Find the word "ubuntu" in the material below and gather every line that contains it.

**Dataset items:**
::::
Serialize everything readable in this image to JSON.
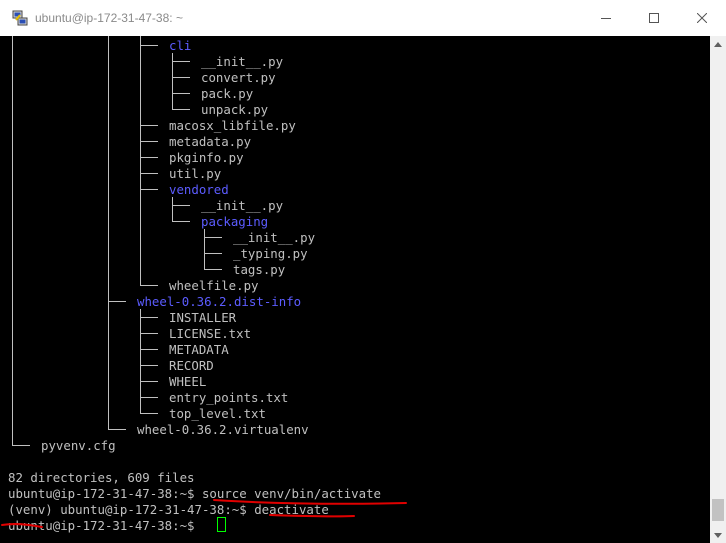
{
  "window": {
    "title": "ubuntu@ip-172-31-47-38: ~",
    "icons": {
      "app": "putty-icon",
      "minimize": "minimize-icon",
      "maximize": "maximize-icon",
      "close": "close-icon"
    }
  },
  "terminal": {
    "tree": [
      {
        "name": "cli",
        "type": "dir"
      },
      {
        "name": "__init__.py",
        "type": "file"
      },
      {
        "name": "convert.py",
        "type": "file"
      },
      {
        "name": "pack.py",
        "type": "file"
      },
      {
        "name": "unpack.py",
        "type": "file"
      },
      {
        "name": "macosx_libfile.py",
        "type": "file"
      },
      {
        "name": "metadata.py",
        "type": "file"
      },
      {
        "name": "pkginfo.py",
        "type": "file"
      },
      {
        "name": "util.py",
        "type": "file"
      },
      {
        "name": "vendored",
        "type": "dir"
      },
      {
        "name": "__init__.py",
        "type": "file"
      },
      {
        "name": "packaging",
        "type": "dir"
      },
      {
        "name": "__init__.py",
        "type": "file"
      },
      {
        "name": "_typing.py",
        "type": "file"
      },
      {
        "name": "tags.py",
        "type": "file"
      },
      {
        "name": "wheelfile.py",
        "type": "file"
      },
      {
        "name": "wheel-0.36.2.dist-info",
        "type": "dir"
      },
      {
        "name": "INSTALLER",
        "type": "file"
      },
      {
        "name": "LICENSE.txt",
        "type": "file"
      },
      {
        "name": "METADATA",
        "type": "file"
      },
      {
        "name": "RECORD",
        "type": "file"
      },
      {
        "name": "WHEEL",
        "type": "file"
      },
      {
        "name": "entry_points.txt",
        "type": "file"
      },
      {
        "name": "top_level.txt",
        "type": "file"
      },
      {
        "name": "wheel-0.36.2.virtualenv",
        "type": "file"
      },
      {
        "name": "pyvenv.cfg",
        "type": "file"
      }
    ],
    "summary": "82 directories, 609 files",
    "commands": [
      {
        "prompt": "ubuntu@ip-172-31-47-38:~$",
        "command": "source venv/bin/activate"
      },
      {
        "prompt": "(venv) ubuntu@ip-172-31-47-38:~$",
        "command": "deactivate"
      },
      {
        "prompt": "ubuntu@ip-172-31-47-38:~$",
        "command": ""
      }
    ]
  },
  "annotation_color": "#e00000",
  "colors": {
    "directory": "#5c5cff",
    "text": "#c0c0c0",
    "cursor": "#00ff00"
  }
}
::::
**Output for this exercise:**
    "title": "ubuntu@ip-172-31-47-38: ~",
        "prompt": "ubuntu@ip-172-31-47-38:~$",
        "prompt": "(venv) ubuntu@ip-172-31-47-38:~$",
        "prompt": "ubuntu@ip-172-31-47-38:~$",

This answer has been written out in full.